**PASSAGE TO READ:**
We're back after a server migration that caused effbot.org to fall over a bit harder than expected. Expect some glitches.

The ElementTree iterparse Function

The new iterparse interface allows you to track changes to the tree while it is being built. This interface was first added in the cElementTree library, and is also available in ElementTree 1.2.5 and later.

Recent versions of lxml.etree also supports this API.

Usage

To use iterparse, just call the method and iterate over the object it returns. The result is an iterable that returns a stream of (event, element) tuples.

for event, elem in iterparse(source):
    ... elem is complete; process it ...
or
for event, elem in iterparse(source, events=("start", "end")):
    if event == "start":
        ... elem was just added to the tree ...
    else:
        ... elem is complete; process it ...

The events option specify what events you want to see (available events in this release are “start”, “end”, “start-ns”, and “end-ns”, where the “ns” events are used to get detailed namespace information). If the option is omitted, only “end” events are returned.

Note: The tree builder and the event generator are not necessarily synchronized; the latter usually lags behind a bit. This means that when you get a “start” event for an element, the builder may already have filled that element with content. You cannot rely on this, though — a “start” event can only be used to inspect the attributes, not the element content. For more details, see this message.

**WRITTEN PROBLEM 1:**
Arrange the entries as a numbered list, from the start of the entries through the line that contains "thanks-button[interactable]: $ Thanks", leaving out blank lines.
**WRITTEN PROBLEM 2:**
Pick up the passage on the ElementTree iterparse function after its last sentence and continue it.

**ENTRIES:**

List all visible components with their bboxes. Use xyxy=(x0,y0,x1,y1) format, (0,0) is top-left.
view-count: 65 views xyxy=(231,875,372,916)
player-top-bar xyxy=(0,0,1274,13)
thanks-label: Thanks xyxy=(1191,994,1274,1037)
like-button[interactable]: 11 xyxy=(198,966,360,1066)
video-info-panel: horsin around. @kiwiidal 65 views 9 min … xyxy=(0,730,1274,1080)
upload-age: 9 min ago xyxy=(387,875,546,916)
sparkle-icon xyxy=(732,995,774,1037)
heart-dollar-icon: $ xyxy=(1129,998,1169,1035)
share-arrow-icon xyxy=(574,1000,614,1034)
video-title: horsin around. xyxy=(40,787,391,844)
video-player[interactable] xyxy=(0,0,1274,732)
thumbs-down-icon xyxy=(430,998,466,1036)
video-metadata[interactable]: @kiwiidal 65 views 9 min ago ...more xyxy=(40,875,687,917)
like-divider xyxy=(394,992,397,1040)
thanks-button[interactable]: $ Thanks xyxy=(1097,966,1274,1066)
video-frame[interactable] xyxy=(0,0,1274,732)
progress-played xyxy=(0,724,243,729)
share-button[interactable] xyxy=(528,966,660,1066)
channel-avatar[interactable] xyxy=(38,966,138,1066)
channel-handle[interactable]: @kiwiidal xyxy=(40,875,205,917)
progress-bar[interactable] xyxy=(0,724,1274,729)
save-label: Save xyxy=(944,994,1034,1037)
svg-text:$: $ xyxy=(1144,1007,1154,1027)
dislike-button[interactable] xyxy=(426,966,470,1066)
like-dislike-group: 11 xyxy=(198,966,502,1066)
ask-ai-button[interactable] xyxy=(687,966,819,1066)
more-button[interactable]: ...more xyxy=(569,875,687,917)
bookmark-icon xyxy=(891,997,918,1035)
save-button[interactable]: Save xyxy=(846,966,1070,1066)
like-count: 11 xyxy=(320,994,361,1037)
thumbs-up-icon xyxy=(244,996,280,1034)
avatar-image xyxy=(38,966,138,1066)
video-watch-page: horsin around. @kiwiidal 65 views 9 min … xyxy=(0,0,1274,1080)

**ANSWER 1:**
1. List all visible components with their bboxes. Use xyxy=(x0,y0,x1,y1) format, (0,0) is top-left.
2. view-count: 65 views xyxy=(231,875,372,916)
3. player-top-bar xyxy=(0,0,1274,13)
4. thanks-label: Thanks xyxy=(1191,994,1274,1037)
5. like-button[interactable]: 11 xyxy=(198,966,360,1066)
6. video-info-panel: horsin around. @kiwiidal 65 views 9 min … xyxy=(0,730,1274,1080)
7. upload-age: 9 min ago xyxy=(387,875,546,916)
8. sparkle-icon xyxy=(732,995,774,1037)
9. heart-dollar-icon: $ xyxy=(1129,998,1169,1035)
10. share-arrow-icon xyxy=(574,1000,614,1034)
11. video-title: horsin around. xyxy=(40,787,391,844)
12. video-player[interactable] xyxy=(0,0,1274,732)
13. thumbs-down-icon xyxy=(430,998,466,1036)
14. video-metadata[interactable]: @kiwiidal 65 views 9 min ago ...more xyxy=(40,875,687,917)
15. like-divider xyxy=(394,992,397,1040)
16. thanks-button[interactable]: $ Thanks xyxy=(1097,966,1274,1066)

**ANSWER 2:**
Incremental Parsing

Note that iterparse still builds a tree, just like parse, but you can safely rearrange or remove parts of the tree while parsing. For example, to parse large files, you can get rid of elements as soon as you’ve processed them:

for event, elem in iterparse(source):
    if elem.tag == "record":
        ... process record elements ...
        elem.clear()

The above pattern has one drawback; it does not clear the root element, so you will end up with a single element with lots of empty child elements. If your files are huge, rather than just large, this might be a problem. To work around this, you need to get your hands on the root element. The easiest way to do this is to enable start events, and save a reference to the first element in a variable:

# get an iterable
context = iterparse(source, events=("start", "end"))

# turn it into an iterator
context = iter(context)

# get the root element
event, root = context.next()

for event, elem in context:
    if event == "end" and elem.tag == "record":
        ... process record elements ...
	root.clear()

(future releases will make it easier to access the root element from within the loop)

Namespace Events

The namespace events contain information about namespace scopes in the source document. This can be used to keep track of active namespace prefixes, which are otherwise discarded by the parser. Here’s how you can emulate the namespaces attribute in the FancyTreeBuilder class:

events = ("end", "start-ns", "end-ns")
namespaces = []
for event, elem in iterparse(source, events=events):
    if event == "start-ns":
        namespaces.insert(0, elem)
    elif event == "end-ns":
        namespaces.pop(0)
    else:
        ...

The namespaces variable in this example will contain a stack of (prefix, uri) tuples.

(Note how iterparse lets you replace instance variables with local variables. The code is not only easier to write, it is also a lot more efficient.)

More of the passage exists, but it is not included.